Instruction 1
Using the forum thread on Canadian Solar that follows, say whether each statement agrees with it: (a) Canadian Solar agreed to pay $265M for Sharp's Recurrent Energy operation. (b) Recurrent Energy was founded in 2008. (c) All six United Kingdom projects were under construction when the acquisition was announced. Answer each with yes or no and quote the words of the thread that decide it.
Instruction 2
Extract every line of the records that contains the string "badge", treating case as significant.
[start of Text passage]
# Canadian Solar - CSIQ



## thresa (Mar 5, 2014)

Does anyone know why CSIQ has declined?


----------



## leeder (Jan 28, 2012)

Not familiar with this stock, but there are many reasons why a stock would decline. Looking at the valuation metrics, it's extremely expensive. Traders might be taking profits, so it might just be a pull back.


----------



## zylon (Oct 27, 2010)

Canadian Solar (CSIQ) agreeing to acquire Sharp's Recurrent Energy solar operation for $265M.
Recurrent, founded in 2006, has developed and sold more than 520 MW of solar projects and has a project pipeline of 3.3 GW and 1.1 GW in signed contracts, with developments across North America including California and Texas.
CSIQ says the purchase will increase its total solar project pipeline by ~4 GW to 8.5 GW and its late-stage project pipeline by 1 GW to 2.4 GW.
Source: SeekingAlpha










Source: http://www.4-traders.com/CANADIAN-SOLAR-INC-36332/company/

Charts: http://stockcharts.com/freecharts/gallery.html?CSIQ


----------



## zylon (Oct 27, 2010)

"GUELPH, Ontario, Feb. 17, 2015 -- Canadian Solar Inc (NASDAQ: CSIQ), one of the world's largest solar power companies, today announced that it has acquired six solar power projects totaling 46 MW in the United Kingdom.

"Four projects totaling 40.5 MW DC are under construction, and are expected to be connected to the grid in March 2015. An additional two projects totaling 5.5 MW DC are expected to start construction before the end of February, and are expected to be connected to the grid in the second quarter of 2015.

(...)

"Together, these six projects will produce approximately 50,183 kilowatt-hours (kWh) of electricity per year, which is will displace approximately 38,140 metric tons of carbon dioxide per year, equivalent to removing over 7,276 cars from Britain's roads."

http://www.4-traders.com/CANADIAN-SOLAR-INC-36332/?type_recherche=rapide&mots=csiq


----------



## OptsyEagle (Nov 29, 2009)

Are you talking about the stock that has gone from $4 a share to $45 a share and then back down to $3 per share and then back to $45 a share and again dropping down to $2 or $3 a share and then shot up to around $40 a share... all in the last 7 years?

No, I don't know why this stock is down lately. It's quite surprising. lol.


----------



## dubmac (Jan 9, 2011)

I saw this in the G&M Sat Oct 19 today. Class-action law suite. If you purchased CSIQ between late May 2009 to June 1 2010, you may receive $ from legal proceedings http://www.siskinds.com/canadian-solar-inc/


----------



## humble_pie (Jun 7, 2009)

it's been years since i looked at this company but wasn't it originally a korean company masquerading with "canadian" in its name?


----------
[end of Text passage]
[start of Data for processing]
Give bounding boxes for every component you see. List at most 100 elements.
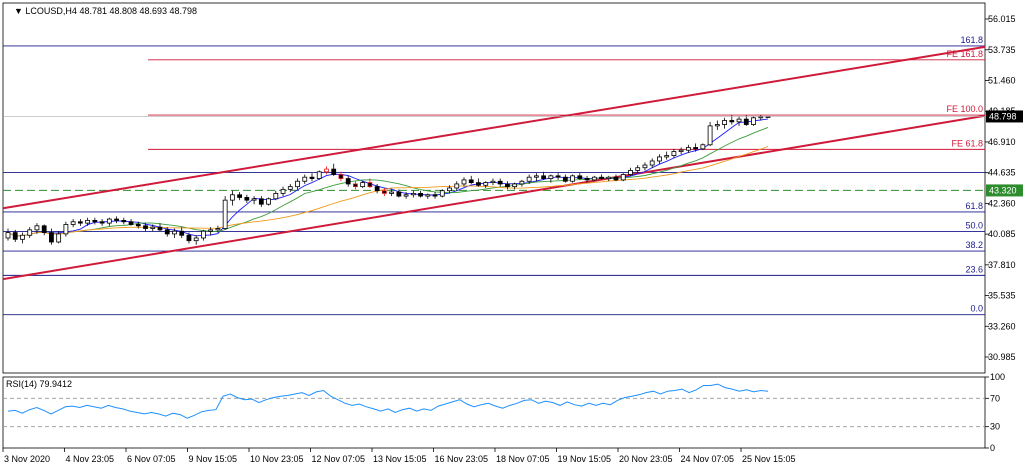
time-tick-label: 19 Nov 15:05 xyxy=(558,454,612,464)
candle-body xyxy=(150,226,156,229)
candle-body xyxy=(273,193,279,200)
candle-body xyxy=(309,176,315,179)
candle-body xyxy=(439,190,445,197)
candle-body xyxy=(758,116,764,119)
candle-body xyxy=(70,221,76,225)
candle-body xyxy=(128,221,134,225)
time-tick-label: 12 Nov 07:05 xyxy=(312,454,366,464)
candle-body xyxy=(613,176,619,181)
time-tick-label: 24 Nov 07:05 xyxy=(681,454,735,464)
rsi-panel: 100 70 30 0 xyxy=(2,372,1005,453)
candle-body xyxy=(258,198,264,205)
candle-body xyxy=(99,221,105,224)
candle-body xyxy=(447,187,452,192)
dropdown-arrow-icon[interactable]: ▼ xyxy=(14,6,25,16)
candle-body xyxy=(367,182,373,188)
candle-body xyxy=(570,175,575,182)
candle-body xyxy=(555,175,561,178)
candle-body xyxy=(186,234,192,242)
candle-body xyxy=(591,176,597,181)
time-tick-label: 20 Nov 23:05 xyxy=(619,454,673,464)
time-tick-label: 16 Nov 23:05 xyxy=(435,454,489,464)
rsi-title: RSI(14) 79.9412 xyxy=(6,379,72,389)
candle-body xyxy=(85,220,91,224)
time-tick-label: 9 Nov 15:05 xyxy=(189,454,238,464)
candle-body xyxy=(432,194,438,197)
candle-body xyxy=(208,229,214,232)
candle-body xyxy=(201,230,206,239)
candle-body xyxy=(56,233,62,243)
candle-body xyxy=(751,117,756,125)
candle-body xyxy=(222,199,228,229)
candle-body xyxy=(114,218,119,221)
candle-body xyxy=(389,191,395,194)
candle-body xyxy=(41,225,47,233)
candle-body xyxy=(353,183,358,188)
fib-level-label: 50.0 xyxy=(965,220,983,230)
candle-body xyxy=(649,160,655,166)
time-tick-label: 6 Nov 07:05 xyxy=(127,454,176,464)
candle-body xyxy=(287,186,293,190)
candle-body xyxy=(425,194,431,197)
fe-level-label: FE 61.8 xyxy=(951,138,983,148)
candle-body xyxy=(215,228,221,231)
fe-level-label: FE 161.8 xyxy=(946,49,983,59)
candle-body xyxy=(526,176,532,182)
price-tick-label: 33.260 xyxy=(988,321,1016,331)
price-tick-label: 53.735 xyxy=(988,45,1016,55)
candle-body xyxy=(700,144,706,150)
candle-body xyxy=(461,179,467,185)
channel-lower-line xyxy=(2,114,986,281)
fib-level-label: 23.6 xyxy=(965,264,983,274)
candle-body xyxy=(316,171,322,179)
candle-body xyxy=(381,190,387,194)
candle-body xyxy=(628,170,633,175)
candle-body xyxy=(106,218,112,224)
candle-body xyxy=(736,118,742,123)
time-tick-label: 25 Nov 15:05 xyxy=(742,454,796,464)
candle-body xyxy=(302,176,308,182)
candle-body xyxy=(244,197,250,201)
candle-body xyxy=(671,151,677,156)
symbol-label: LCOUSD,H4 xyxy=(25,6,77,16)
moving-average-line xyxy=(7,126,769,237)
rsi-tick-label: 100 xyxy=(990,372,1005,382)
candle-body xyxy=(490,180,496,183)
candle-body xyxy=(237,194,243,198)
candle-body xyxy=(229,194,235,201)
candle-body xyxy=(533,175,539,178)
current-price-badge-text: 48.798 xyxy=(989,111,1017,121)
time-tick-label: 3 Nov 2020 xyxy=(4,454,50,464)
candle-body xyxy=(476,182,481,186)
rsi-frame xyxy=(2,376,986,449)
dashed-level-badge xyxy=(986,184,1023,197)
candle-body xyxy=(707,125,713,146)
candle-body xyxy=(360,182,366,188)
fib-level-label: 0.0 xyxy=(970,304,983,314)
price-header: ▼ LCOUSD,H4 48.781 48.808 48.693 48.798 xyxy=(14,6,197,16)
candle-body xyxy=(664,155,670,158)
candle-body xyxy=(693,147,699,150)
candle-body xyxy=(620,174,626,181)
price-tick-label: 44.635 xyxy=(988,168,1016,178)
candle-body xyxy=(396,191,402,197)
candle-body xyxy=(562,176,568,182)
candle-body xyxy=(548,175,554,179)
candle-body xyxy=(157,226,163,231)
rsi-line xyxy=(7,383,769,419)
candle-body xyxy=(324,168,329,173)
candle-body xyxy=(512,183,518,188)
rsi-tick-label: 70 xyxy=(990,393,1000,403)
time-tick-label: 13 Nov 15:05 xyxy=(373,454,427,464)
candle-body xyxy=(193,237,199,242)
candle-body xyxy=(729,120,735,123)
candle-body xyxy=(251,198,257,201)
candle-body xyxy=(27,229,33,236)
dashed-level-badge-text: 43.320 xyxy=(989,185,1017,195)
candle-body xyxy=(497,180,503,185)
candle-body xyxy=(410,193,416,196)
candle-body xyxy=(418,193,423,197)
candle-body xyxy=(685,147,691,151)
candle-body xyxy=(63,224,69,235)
[end of Data for processing]
Final answer 1
(a) Yes: "Canadian Solar (CSIQ) agreeing to acquire Sharp's Recurrent Energy solar operation for $265M."
(b) No: "Recurrent, founded in 2006"
(c) No: "Four projects totaling 40.5 MW DC are under construction" and "An additional two projects totaling 5.5 MW DC are expected to start construction before the end of February"

Final answer 2
current-price-badge-text: 48.798 xyxy=(989,111,1017,121)
dashed-level-badge xyxy=(986,184,1023,197)
dashed-level-badge-text: 43.320 xyxy=(989,185,1017,195)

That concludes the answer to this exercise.